━━━━━ Stored data ━━━━━

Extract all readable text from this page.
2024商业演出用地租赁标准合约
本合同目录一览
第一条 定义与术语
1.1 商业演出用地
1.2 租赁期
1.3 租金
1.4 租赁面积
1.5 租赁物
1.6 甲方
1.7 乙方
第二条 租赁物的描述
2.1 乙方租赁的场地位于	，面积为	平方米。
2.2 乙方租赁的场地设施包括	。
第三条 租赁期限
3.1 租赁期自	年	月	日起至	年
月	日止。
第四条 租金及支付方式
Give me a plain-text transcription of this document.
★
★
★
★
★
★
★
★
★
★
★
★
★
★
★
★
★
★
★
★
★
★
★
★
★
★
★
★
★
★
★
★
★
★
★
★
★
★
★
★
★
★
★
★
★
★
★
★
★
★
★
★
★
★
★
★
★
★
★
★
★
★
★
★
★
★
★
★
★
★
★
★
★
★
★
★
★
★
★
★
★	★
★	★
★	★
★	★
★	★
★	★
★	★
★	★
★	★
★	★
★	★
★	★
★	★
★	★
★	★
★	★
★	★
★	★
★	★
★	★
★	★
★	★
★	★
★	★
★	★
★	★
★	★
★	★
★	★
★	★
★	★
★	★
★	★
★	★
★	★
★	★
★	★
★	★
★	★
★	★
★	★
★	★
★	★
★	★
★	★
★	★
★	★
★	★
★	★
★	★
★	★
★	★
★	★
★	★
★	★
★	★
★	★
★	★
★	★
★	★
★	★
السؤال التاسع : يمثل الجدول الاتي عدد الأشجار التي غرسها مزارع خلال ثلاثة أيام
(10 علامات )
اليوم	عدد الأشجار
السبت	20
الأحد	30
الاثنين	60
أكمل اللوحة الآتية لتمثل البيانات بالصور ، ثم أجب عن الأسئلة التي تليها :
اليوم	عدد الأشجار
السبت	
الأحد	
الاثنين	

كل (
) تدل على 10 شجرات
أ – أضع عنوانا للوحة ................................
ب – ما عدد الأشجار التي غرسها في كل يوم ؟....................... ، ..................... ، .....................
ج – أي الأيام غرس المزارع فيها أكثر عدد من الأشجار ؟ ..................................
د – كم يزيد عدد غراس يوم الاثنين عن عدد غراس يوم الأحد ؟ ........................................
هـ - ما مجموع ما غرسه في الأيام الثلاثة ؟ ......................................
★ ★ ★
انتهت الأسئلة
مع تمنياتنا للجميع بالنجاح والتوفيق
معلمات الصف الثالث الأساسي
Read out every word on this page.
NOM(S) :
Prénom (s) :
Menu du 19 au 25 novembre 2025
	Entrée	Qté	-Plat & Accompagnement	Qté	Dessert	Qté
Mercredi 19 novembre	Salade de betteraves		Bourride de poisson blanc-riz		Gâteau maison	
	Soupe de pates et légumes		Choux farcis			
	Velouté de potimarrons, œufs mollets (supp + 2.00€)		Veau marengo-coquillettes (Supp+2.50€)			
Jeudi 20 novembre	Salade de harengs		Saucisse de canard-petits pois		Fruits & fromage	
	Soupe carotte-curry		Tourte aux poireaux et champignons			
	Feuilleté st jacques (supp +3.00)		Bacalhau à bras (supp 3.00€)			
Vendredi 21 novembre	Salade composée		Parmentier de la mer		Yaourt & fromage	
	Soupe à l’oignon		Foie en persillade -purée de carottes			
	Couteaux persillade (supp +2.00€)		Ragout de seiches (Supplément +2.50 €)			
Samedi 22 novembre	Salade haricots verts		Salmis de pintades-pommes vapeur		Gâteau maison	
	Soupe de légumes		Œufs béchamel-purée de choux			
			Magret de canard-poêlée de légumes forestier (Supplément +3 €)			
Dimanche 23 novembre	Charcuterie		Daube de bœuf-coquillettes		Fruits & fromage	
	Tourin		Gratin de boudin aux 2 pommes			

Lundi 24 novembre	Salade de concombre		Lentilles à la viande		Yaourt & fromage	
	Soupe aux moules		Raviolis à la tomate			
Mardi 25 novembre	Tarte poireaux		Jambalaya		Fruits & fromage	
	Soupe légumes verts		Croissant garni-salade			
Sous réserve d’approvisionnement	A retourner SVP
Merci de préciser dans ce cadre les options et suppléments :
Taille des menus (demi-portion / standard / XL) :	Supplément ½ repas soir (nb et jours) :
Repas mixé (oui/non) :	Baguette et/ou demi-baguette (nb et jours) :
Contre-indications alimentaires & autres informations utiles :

━━━━━

- [Work required]: Report the number of lines in the entries above that include the string "Yaourt". Give nothing but the number.

- [Solution for this task]: 2